### [Dataset rows about figures]

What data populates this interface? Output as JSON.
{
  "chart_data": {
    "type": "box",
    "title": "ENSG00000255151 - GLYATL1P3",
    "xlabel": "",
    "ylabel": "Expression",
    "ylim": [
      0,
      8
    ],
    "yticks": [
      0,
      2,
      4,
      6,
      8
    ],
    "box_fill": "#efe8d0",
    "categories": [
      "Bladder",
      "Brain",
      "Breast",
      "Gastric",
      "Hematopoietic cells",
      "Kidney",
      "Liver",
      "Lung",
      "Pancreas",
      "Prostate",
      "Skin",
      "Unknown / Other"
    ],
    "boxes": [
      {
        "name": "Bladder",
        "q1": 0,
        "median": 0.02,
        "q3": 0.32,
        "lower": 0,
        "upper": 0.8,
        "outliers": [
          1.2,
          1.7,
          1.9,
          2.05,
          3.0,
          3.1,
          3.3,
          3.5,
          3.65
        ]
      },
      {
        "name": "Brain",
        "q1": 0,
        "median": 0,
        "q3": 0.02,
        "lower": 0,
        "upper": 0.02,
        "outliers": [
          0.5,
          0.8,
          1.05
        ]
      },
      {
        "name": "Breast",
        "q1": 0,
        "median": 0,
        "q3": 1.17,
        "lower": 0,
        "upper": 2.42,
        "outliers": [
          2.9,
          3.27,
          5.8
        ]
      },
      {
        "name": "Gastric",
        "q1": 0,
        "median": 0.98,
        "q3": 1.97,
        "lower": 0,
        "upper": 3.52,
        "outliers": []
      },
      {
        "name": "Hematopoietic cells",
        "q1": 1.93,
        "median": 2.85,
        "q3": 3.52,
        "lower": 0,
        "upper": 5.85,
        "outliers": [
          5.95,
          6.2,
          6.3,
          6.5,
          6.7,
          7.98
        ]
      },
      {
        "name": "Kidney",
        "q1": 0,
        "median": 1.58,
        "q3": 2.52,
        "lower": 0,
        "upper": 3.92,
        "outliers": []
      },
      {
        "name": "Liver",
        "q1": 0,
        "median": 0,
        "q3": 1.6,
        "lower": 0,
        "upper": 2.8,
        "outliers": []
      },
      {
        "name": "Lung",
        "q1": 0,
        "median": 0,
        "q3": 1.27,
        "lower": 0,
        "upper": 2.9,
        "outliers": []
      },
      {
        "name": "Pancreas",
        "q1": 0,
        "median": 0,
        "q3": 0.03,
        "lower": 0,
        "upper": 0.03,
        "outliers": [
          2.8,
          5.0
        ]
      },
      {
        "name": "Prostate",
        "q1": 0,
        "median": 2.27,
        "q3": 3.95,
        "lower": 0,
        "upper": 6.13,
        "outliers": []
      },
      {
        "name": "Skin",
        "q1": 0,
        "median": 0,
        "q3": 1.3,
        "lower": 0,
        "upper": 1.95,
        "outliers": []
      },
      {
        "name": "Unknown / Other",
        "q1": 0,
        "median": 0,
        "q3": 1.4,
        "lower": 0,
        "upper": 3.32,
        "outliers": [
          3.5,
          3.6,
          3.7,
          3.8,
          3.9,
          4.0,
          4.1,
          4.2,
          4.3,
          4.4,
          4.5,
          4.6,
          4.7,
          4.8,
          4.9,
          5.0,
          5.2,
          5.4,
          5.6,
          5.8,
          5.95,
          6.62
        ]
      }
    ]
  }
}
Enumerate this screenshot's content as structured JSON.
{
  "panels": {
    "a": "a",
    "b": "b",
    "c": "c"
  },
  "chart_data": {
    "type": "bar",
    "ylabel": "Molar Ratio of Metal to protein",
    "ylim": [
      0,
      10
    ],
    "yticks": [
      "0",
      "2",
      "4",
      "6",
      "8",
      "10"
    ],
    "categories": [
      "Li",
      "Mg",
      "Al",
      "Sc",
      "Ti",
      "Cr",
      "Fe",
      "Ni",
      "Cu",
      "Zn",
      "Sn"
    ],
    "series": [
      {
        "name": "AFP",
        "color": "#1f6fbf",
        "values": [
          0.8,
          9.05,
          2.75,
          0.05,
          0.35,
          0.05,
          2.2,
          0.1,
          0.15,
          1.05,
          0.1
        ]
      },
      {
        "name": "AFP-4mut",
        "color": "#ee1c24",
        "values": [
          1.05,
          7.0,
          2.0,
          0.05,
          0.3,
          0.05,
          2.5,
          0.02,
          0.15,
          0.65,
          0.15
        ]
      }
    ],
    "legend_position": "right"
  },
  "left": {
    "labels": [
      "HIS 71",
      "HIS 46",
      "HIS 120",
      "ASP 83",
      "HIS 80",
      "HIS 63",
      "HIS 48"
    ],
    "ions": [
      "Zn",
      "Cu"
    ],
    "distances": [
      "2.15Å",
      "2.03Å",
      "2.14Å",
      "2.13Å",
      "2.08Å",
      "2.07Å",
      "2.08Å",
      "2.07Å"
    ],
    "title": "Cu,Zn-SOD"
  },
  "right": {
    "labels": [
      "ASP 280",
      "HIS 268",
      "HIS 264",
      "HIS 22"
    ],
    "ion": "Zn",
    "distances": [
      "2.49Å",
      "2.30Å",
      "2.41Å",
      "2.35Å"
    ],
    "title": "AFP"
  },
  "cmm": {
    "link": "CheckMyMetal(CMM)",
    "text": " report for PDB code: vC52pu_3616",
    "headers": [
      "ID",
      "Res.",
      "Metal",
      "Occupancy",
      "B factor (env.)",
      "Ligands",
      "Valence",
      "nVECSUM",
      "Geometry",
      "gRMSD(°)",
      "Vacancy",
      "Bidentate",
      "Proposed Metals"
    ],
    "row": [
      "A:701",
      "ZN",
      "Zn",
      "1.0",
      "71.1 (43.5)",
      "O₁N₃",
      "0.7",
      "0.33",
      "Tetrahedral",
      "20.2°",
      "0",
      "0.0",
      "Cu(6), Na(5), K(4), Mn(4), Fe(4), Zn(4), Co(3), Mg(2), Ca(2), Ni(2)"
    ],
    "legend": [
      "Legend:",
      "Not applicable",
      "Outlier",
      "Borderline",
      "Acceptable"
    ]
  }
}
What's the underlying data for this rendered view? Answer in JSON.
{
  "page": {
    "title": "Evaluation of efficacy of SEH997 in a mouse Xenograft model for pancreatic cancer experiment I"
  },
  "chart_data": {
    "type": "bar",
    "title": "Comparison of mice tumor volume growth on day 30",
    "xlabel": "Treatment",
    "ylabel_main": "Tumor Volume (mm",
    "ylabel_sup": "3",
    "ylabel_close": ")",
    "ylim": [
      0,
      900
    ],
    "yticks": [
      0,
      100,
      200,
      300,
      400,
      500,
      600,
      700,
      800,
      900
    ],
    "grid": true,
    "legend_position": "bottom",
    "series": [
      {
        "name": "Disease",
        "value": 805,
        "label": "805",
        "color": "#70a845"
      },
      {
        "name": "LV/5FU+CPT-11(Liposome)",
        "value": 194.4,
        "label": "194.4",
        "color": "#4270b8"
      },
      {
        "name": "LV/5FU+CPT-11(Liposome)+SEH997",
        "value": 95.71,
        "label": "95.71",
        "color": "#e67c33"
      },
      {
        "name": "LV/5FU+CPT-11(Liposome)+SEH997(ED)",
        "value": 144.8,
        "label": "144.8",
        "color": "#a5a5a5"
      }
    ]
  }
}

### [Assigned task]
Tally the lines of the records that contain "cells", then write only the total.

### [Exercise answer]
2